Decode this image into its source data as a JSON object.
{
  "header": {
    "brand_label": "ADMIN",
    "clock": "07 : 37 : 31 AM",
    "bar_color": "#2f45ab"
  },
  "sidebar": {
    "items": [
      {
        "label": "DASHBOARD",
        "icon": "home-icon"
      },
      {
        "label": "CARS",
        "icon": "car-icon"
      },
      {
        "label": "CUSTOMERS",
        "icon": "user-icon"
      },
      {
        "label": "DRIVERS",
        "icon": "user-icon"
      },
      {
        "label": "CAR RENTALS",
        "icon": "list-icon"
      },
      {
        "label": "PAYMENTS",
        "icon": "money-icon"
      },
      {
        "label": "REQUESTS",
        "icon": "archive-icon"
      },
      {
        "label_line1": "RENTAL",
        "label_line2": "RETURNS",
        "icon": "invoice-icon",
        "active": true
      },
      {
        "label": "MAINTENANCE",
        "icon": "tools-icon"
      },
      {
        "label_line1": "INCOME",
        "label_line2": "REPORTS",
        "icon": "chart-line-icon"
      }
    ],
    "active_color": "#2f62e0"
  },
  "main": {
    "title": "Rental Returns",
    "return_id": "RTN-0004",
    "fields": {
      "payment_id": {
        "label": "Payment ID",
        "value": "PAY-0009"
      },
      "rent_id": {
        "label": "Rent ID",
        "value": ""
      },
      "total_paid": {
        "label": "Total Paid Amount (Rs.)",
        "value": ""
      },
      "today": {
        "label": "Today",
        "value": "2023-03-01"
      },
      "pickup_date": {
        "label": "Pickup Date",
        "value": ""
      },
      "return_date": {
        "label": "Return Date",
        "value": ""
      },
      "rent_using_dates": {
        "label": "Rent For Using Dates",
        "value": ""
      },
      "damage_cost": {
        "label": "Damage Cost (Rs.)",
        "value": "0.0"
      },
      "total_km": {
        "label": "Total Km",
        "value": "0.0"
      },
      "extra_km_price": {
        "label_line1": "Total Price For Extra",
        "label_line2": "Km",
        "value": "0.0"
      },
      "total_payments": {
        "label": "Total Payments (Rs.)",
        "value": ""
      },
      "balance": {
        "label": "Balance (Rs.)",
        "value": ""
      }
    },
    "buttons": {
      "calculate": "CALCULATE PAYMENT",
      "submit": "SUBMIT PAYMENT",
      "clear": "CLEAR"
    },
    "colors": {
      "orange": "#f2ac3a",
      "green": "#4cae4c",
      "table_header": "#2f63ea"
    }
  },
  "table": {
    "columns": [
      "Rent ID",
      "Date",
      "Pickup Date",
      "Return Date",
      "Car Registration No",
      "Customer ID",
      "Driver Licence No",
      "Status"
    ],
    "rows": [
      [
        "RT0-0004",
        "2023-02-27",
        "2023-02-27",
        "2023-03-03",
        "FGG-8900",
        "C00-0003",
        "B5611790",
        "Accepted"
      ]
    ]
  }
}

==============================

## [WORK TO BE COMPLETED]
Take the entries above and transcribe them exactly.

## [TASK RESULT]
Decode this image into its source data as a JSON object.
{
  "header": {
    "brand_label": "ADMIN",
    "clock": "07 : 37 : 31 AM",
    "bar_color": "#2f45ab"
  },
  "sidebar": {
    "items": [
      {
        "label": "DASHBOARD",
        "icon": "home-icon"
      },
      {
        "label": "CARS",
        "icon": "car-icon"
      },
      {
        "label": "CUSTOMERS",
        "icon": "user-icon"
      },
      {
        "label": "DRIVERS",
        "icon": "user-icon"
      },
      {
        "label": "CAR RENTALS",
        "icon": "list-icon"
      },
      {
        "label": "PAYMENTS",
        "icon": "money-icon"
      },
      {
        "label": "REQUESTS",
        "icon": "archive-icon"
      },
      {
        "label_line1": "RENTAL",
        "label_line2": "RETURNS",
        "icon": "invoice-icon",
        "active": true
      },
      {
        "label": "MAINTENANCE",
        "icon": "tools-icon"
      },
      {
        "label_line1": "INCOME",
        "label_line2": "REPORTS",
        "icon": "chart-line-icon"
      }
    ],
    "active_color": "#2f62e0"
  },
  "main": {
    "title": "Rental Returns",
    "return_id": "RTN-0004",
    "fields": {
      "payment_id": {
        "label": "Payment ID",
        "value": "PAY-0009"
      },
      "rent_id": {
        "label": "Rent ID",
        "value": ""
      },
      "total_paid": {
        "label": "Total Paid Amount (Rs.)",
        "value": ""
      },
      "today": {
        "label": "Today",
        "value": "2023-03-01"
      },
      "pickup_date": {
        "label": "Pickup Date",
        "value": ""
      },
      "return_date": {
        "label": "Return Date",
        "value": ""
      },
      "rent_using_dates": {
        "label": "Rent For Using Dates",
        "value": ""
      },
      "damage_cost": {
        "label": "Damage Cost (Rs.)",
        "value": "0.0"
      },
      "total_km": {
        "label": "Total Km",
        "value": "0.0"
      },
      "extra_km_price": {
        "label_line1": "Total Price For Extra",
        "label_line2": "Km",
        "value": "0.0"
      },
      "total_payments": {
        "label": "Total Payments (Rs.)",
        "value": ""
      },
      "balance": {
        "label": "Balance (Rs.)",
        "value": ""
      }
    },
    "buttons": {
      "calculate": "CALCULATE PAYMENT",
      "submit": "SUBMIT PAYMENT",
      "clear": "CLEAR"
    },
    "colors": {
      "orange": "#f2ac3a",
      "green": "#4cae4c",
      "table_header": "#2f63ea"
    }
  },
  "table": {
    "columns": [
      "Rent ID",
      "Date",
      "Pickup Date",
      "Return Date",
      "Car Registration No",
      "Customer ID",
      "Driver Licence No",
      "Status"
    ],
    "rows": [
      [
        "RT0-0004",
        "2023-02-27",
        "2023-02-27",
        "2023-03-03",
        "FGG-8900",
        "C00-0003",
        "B5611790",
        "Accepted"
      ]
    ]
  }
}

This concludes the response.